--- begin SOURCE RECORDS ---
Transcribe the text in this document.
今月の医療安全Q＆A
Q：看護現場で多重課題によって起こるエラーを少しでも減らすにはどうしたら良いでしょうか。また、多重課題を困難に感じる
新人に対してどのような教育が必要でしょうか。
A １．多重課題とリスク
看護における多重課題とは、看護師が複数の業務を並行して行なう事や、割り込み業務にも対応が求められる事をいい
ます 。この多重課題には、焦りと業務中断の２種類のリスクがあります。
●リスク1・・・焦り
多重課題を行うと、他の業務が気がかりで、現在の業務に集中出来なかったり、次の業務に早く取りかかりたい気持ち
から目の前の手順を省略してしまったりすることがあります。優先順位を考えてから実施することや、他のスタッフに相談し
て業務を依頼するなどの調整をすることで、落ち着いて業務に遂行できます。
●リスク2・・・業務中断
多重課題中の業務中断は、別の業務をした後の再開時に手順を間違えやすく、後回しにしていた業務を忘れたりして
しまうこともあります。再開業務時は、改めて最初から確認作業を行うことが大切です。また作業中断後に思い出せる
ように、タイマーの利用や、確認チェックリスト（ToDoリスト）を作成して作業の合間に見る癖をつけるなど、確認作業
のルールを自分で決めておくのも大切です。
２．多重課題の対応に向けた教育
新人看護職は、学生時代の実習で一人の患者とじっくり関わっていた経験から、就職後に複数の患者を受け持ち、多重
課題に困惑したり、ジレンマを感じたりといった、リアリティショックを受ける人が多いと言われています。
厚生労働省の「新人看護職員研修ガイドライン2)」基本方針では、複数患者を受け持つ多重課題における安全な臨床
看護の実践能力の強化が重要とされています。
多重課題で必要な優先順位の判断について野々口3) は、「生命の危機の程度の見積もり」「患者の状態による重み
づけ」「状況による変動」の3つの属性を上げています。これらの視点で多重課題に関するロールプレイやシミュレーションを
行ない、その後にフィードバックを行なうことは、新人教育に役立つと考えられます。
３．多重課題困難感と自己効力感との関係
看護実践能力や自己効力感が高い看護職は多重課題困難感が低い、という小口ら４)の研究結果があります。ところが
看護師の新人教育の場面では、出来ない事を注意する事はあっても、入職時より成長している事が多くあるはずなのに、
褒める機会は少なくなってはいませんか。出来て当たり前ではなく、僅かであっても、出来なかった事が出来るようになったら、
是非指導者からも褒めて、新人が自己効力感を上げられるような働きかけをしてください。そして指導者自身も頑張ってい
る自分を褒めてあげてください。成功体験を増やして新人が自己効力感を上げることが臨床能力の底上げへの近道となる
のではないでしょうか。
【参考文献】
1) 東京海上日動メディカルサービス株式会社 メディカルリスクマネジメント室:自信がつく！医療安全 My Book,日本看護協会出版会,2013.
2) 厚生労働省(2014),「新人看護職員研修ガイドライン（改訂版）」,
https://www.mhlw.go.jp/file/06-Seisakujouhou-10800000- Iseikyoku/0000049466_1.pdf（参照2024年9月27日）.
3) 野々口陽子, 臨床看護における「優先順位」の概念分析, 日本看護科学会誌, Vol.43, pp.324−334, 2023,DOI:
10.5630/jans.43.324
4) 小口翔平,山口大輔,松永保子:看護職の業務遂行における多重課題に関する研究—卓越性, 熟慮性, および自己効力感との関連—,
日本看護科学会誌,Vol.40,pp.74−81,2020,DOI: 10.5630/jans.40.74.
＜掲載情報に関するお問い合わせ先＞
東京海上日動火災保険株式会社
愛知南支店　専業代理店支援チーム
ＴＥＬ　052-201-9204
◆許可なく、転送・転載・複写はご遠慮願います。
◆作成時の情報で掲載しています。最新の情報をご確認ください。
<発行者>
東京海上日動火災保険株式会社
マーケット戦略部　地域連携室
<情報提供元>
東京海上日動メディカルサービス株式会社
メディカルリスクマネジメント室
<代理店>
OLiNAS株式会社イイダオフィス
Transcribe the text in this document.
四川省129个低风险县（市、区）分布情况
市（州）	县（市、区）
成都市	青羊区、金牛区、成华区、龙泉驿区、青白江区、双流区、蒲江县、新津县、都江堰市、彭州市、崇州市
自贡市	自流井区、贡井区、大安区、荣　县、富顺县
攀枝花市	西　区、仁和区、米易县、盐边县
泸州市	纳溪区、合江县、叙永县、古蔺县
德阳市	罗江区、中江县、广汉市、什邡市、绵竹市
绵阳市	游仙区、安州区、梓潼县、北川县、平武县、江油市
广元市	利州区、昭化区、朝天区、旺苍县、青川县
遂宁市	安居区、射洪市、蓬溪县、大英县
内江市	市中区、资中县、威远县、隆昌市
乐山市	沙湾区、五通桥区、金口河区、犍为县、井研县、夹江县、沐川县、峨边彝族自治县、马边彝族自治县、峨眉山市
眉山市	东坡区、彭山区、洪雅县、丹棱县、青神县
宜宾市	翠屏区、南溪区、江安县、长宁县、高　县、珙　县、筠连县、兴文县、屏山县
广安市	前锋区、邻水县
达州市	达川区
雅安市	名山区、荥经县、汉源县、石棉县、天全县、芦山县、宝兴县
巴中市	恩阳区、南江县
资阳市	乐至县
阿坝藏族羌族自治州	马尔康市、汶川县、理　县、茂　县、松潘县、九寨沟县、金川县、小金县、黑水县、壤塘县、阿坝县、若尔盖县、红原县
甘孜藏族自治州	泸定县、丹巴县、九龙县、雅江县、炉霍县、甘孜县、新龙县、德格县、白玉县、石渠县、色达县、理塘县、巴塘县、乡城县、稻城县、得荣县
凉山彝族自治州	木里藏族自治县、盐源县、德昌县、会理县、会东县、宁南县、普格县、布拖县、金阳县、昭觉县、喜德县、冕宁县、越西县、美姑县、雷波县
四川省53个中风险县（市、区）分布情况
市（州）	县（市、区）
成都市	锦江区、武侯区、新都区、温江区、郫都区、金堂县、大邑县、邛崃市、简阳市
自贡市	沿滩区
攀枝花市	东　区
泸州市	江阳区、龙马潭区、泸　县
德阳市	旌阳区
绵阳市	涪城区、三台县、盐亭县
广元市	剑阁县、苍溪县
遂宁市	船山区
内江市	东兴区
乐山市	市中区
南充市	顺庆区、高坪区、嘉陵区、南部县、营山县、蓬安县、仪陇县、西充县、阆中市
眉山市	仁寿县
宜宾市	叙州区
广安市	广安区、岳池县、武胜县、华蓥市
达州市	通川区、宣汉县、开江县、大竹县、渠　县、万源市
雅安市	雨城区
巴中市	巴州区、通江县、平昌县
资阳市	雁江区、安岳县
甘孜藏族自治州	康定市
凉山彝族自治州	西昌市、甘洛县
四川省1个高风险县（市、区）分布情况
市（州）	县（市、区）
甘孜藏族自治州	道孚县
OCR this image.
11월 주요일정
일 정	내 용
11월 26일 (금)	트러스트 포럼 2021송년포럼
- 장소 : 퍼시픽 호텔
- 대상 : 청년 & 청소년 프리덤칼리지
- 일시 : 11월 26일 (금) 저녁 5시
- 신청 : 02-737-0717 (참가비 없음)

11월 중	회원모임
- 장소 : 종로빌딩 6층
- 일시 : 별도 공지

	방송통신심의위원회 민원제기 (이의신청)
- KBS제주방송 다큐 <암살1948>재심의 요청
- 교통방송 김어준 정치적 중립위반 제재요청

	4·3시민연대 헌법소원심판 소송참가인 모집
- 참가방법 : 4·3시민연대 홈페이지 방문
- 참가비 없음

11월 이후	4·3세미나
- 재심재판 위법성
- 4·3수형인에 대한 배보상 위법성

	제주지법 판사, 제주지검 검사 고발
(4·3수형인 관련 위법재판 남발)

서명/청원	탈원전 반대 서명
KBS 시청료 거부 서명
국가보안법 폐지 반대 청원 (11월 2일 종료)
--- end SOURCE RECORDS ---
:: TASK PROMPT ::
Take the entries and copy them out exactly.

:: OUTPUT ::
Transcribe the text in this document.
今月の医療安全Q＆A
Q：看護現場で多重課題によって起こるエラーを少しでも減らすにはどうしたら良いでしょうか。また、多重課題を困難に感じる
新人に対してどのような教育が必要でしょうか。
A １．多重課題とリスク
看護における多重課題とは、看護師が複数の業務を並行して行なう事や、割り込み業務にも対応が求められる事をいい
ます 。この多重課題には、焦りと業務中断の２種類のリスクがあります。
●リスク1・・・焦り
多重課題を行うと、他の業務が気がかりで、現在の業務に集中出来なかったり、次の業務に早く取りかかりたい気持ち
から目の前の手順を省略してしまったりすることがあります。優先順位を考えてから実施することや、他のスタッフに相談し
て業務を依頼するなどの調整をすることで、落ち着いて業務に遂行できます。
●リスク2・・・業務中断
多重課題中の業務中断は、別の業務をした後の再開時に手順を間違えやすく、後回しにしていた業務を忘れたりして
しまうこともあります。再開業務時は、改めて最初から確認作業を行うことが大切です。また作業中断後に思い出せる
ように、タイマーの利用や、確認チェックリスト（ToDoリスト）を作成して作業の合間に見る癖をつけるなど、確認作業
のルールを自分で決めておくのも大切です。
２．多重課題の対応に向けた教育
新人看護職は、学生時代の実習で一人の患者とじっくり関わっていた経験から、就職後に複数の患者を受け持ち、多重
課題に困惑したり、ジレンマを感じたりといった、リアリティショックを受ける人が多いと言われています。
厚生労働省の「新人看護職員研修ガイドライン2)」基本方針では、複数患者を受け持つ多重課題における安全な臨床
看護の実践能力の強化が重要とされています。
多重課題で必要な優先順位の判断について野々口3) は、「生命の危機の程度の見積もり」「患者の状態による重み
づけ」「状況による変動」の3つの属性を上げています。これらの視点で多重課題に関するロールプレイやシミュレーションを
行ない、その後にフィードバックを行なうことは、新人教育に役立つと考えられます。
３．多重課題困難感と自己効力感との関係
看護実践能力や自己効力感が高い看護職は多重課題困難感が低い、という小口ら４)の研究結果があります。ところが
看護師の新人教育の場面では、出来ない事を注意する事はあっても、入職時より成長している事が多くあるはずなのに、
褒める機会は少なくなってはいませんか。出来て当たり前ではなく、僅かであっても、出来なかった事が出来るようになったら、
是非指導者からも褒めて、新人が自己効力感を上げられるような働きかけをしてください。そして指導者自身も頑張ってい
る自分を褒めてあげてください。成功体験を増やして新人が自己効力感を上げることが臨床能力の底上げへの近道となる
のではないでしょうか。
【参考文献】
1) 東京海上日動メディカルサービス株式会社 メディカルリスクマネジメント室:自信がつく！医療安全 My Book,日本看護協会出版会,2013.
2) 厚生労働省(2014),「新人看護職員研修ガイドライン（改訂版）」,
https://www.mhlw.go.jp/file/06-Seisakujouhou-10800000- Iseikyoku/0000049466_1.pdf（参照2024年9月27日）.
3) 野々口陽子, 臨床看護における「優先順位」の概念分析, 日本看護科学会誌, Vol.43, pp.324−334, 2023,DOI:
10.5630/jans.43.324
4) 小口翔平,山口大輔,松永保子:看護職の業務遂行における多重課題に関する研究—卓越性, 熟慮性, および自己効力感との関連—,
日本看護科学会誌,Vol.40,pp.74−81,2020,DOI: 10.5630/jans.40.74.
＜掲載情報に関するお問い合わせ先＞
東京海上日動火災保険株式会社
愛知南支店　専業代理店支援チーム
ＴＥＬ　052-201-9204
◆許可なく、転送・転載・複写はご遠慮願います。
◆作成時の情報で掲載しています。最新の情報をご確認ください。
<発行者>
東京海上日動火災保険株式会社
マーケット戦略部　地域連携室
<情報提供元>
東京海上日動メディカルサービス株式会社
メディカルリスクマネジメント室
<代理店>
OLiNAS株式会社イイダオフィス
Transcribe the text in this document.
四川省129个低风险县（市、区）分布情况
市（州）	县（市、区）
成都市	青羊区、金牛区、成华区、龙泉驿区、青白江区、双流区、蒲江县、新津县、都江堰市、彭州市、崇州市
自贡市	自流井区、贡井区、大安区、荣　县、富顺县
攀枝花市	西　区、仁和区、米易县、盐边县
泸州市	纳溪区、合江县、叙永县、古蔺县
德阳市	罗江区、中江县、广汉市、什邡市、绵竹市
绵阳市	游仙区、安州区、梓潼县、北川县、平武县、江油市
广元市	利州区、昭化区、朝天区、旺苍县、青川县
遂宁市	安居区、射洪市、蓬溪县、大英县
内江市	市中区、资中县、威远县、隆昌市
乐山市	沙湾区、五通桥区、金口河区、犍为县、井研县、夹江县、沐川县、峨边彝族自治县、马边彝族自治县、峨眉山市
眉山市	东坡区、彭山区、洪雅县、丹棱县、青神县
宜宾市	翠屏区、南溪区、江安县、长宁县、高　县、珙　县、筠连县、兴文县、屏山县
广安市	前锋区、邻水县
达州市	达川区
雅安市	名山区、荥经县、汉源县、石棉县、天全县、芦山县、宝兴县
巴中市	恩阳区、南江县
资阳市	乐至县
阿坝藏族羌族自治州	马尔康市、汶川县、理　县、茂　县、松潘县、九寨沟县、金川县、小金县、黑水县、壤塘县、阿坝县、若尔盖县、红原县
甘孜藏族自治州	泸定县、丹巴县、九龙县、雅江县、炉霍县、甘孜县、新龙县、德格县、白玉县、石渠县、色达县、理塘县、巴塘县、乡城县、稻城县、得荣县
凉山彝族自治州	木里藏族自治县、盐源县、德昌县、会理县、会东县、宁南县、普格县、布拖县、金阳县、昭觉县、喜德县、冕宁县、越西县、美姑县、雷波县
四川省53个中风险县（市、区）分布情况
市（州）	县（市、区）
成都市	锦江区、武侯区、新都区、温江区、郫都区、金堂县、大邑县、邛崃市、简阳市
自贡市	沿滩区
攀枝花市	东　区
泸州市	江阳区、龙马潭区、泸　县
德阳市	旌阳区
绵阳市	涪城区、三台县、盐亭县
广元市	剑阁县、苍溪县
遂宁市	船山区
内江市	东兴区
乐山市	市中区
南充市	顺庆区、高坪区、嘉陵区、南部县、营山县、蓬安县、仪陇县、西充县、阆中市
眉山市	仁寿县
宜宾市	叙州区
广安市	广安区、岳池县、武胜县、华蓥市
达州市	通川区、宣汉县、开江县、大竹县、渠　县、万源市
雅安市	雨城区
巴中市	巴州区、通江县、平昌县
资阳市	雁江区、安岳县
甘孜藏族自治州	康定市
凉山彝族自治州	西昌市、甘洛县
四川省1个高风险县（市、区）分布情况
市（州）	县（市、区）
甘孜藏族自治州	道孚县
OCR this image.
11월 주요일정
일 정	내 용
11월 26일 (금)	트러스트 포럼 2021송년포럼
- 장소 : 퍼시픽 호텔
- 대상 : 청년 & 청소년 프리덤칼리지
- 일시 : 11월 26일 (금) 저녁 5시
- 신청 : 02-737-0717 (참가비 없음)

11월 중	회원모임
- 장소 : 종로빌딩 6층
- 일시 : 별도 공지

	방송통신심의위원회 민원제기 (이의신청)
- KBS제주방송 다큐 <암살1948>재심의 요청
- 교통방송 김어준 정치적 중립위반 제재요청

	4·3시민연대 헌법소원심판 소송참가인 모집
- 참가방법 : 4·3시민연대 홈페이지 방문
- 참가비 없음

11월 이후	4·3세미나
- 재심재판 위법성
- 4·3수형인에 대한 배보상 위법성

	제주지법 판사, 제주지검 검사 고발
(4·3수형인 관련 위법재판 남발)

서명/청원	탈원전 반대 서명
KBS 시청료 거부 서명
국가보안법 폐지 반대 청원 (11월 2일 종료)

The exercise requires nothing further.